**EXERCISE PROMPT**
Search the entries for the word "shall" and pull out each line that has it.

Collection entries
───
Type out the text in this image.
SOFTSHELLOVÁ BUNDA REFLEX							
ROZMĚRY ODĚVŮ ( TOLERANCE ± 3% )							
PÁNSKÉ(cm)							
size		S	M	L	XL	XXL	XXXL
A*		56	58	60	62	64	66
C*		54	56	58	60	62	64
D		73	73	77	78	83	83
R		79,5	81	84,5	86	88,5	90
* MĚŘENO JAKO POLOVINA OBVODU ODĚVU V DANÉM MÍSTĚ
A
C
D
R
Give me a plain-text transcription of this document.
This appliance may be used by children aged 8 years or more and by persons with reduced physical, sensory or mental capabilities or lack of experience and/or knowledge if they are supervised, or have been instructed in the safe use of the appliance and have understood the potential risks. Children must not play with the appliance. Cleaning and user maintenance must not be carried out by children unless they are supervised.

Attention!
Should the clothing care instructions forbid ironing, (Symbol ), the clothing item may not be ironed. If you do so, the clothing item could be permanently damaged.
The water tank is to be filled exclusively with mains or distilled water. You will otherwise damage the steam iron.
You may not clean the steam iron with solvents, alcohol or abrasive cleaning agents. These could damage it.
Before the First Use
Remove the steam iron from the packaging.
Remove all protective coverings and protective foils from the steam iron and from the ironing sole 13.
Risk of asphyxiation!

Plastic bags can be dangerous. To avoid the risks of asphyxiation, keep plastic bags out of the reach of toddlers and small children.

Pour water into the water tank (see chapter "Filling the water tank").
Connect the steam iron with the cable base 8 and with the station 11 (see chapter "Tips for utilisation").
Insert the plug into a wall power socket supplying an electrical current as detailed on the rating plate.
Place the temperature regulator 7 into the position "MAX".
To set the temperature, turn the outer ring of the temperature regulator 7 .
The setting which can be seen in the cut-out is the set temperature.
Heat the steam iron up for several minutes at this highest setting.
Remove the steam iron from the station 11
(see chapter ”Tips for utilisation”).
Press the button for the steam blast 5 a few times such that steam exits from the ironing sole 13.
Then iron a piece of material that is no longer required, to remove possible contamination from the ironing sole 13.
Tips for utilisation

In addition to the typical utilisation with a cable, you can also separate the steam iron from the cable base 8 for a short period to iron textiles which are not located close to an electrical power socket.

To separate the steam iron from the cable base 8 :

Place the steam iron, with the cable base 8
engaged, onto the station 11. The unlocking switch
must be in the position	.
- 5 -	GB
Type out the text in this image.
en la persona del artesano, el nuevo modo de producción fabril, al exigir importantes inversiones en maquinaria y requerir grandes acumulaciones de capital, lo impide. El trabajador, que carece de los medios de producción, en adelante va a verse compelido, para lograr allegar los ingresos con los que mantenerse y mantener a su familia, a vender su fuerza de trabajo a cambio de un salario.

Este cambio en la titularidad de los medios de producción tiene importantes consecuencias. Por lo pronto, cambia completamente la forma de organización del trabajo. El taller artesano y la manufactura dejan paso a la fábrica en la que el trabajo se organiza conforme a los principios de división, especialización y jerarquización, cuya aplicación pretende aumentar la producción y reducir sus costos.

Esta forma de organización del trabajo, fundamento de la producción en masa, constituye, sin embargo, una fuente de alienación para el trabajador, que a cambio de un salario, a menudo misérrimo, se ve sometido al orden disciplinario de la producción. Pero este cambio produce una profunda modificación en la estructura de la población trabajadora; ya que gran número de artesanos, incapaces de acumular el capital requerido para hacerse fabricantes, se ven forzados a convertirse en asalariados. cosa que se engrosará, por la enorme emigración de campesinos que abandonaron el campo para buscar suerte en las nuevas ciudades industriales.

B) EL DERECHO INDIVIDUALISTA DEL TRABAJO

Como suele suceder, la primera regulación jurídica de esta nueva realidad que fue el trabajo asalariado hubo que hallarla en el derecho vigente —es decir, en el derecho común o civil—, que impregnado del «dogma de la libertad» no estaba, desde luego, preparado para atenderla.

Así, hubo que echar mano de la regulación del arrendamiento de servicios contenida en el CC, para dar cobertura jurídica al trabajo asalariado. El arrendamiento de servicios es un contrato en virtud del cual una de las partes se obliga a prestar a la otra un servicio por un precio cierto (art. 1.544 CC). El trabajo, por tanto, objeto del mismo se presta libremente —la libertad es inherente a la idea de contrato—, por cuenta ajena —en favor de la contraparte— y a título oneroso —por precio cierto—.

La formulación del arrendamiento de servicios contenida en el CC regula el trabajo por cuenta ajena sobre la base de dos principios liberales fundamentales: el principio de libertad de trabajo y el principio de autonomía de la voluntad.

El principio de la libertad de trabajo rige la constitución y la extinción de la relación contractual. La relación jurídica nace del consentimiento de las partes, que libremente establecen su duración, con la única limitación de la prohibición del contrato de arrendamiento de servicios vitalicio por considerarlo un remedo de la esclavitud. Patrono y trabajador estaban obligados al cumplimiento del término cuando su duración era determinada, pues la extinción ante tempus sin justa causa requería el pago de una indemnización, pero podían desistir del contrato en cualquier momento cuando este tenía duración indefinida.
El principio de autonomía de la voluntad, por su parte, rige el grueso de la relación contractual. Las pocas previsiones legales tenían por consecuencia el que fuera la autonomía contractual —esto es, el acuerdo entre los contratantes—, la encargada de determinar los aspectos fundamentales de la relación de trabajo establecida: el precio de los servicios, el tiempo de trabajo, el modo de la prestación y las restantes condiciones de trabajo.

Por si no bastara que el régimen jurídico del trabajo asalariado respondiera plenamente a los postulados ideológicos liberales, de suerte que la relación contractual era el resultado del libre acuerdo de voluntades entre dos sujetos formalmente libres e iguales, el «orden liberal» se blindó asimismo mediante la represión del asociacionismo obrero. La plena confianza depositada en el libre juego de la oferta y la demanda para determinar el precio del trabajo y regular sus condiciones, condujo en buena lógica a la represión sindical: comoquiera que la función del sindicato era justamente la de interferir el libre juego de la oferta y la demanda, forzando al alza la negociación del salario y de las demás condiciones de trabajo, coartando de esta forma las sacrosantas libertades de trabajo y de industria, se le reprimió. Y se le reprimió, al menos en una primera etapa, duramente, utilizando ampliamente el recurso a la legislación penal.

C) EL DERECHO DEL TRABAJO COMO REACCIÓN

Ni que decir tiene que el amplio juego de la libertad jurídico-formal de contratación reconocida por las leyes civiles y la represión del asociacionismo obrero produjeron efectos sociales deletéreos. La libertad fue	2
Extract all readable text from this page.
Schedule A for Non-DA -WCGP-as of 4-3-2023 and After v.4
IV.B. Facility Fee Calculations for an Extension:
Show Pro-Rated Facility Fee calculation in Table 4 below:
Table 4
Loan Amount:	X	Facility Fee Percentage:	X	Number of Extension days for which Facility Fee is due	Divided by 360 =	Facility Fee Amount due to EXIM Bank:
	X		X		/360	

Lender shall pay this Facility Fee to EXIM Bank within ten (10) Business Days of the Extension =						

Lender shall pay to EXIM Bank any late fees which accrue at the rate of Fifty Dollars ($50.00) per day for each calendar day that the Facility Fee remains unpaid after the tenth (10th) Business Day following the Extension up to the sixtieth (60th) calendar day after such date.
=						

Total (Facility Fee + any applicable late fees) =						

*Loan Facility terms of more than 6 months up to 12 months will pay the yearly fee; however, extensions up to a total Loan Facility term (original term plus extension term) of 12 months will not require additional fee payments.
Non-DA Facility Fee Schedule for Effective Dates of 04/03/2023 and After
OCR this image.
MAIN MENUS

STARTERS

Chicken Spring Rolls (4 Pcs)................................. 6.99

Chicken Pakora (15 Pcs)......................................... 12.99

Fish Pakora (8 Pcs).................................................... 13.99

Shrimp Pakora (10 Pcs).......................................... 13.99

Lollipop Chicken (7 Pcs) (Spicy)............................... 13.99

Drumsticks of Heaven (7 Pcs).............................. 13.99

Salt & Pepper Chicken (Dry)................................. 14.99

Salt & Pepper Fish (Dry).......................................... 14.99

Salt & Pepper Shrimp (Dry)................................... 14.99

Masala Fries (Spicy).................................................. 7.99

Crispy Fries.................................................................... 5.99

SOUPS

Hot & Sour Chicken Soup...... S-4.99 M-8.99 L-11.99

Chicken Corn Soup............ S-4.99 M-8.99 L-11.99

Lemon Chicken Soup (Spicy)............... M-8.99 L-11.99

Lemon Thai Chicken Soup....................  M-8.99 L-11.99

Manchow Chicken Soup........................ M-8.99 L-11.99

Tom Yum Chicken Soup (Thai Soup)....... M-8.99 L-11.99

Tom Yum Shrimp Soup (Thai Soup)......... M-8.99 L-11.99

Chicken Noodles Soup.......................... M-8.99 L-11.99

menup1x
───
**TASK SOLUTION**
Lender shall pay this Facility Fee to EXIM Bank within ten (10) Business Days of the Extension =						
Lender shall pay to EXIM Bank any late fees which accrue at the rate of Fifty Dollars ($50.00) per day for each calendar day that the Facility Fee remains unpaid after the tenth (10th) Business Day following the Extension up to the sixtieth (60th) calendar day after such date.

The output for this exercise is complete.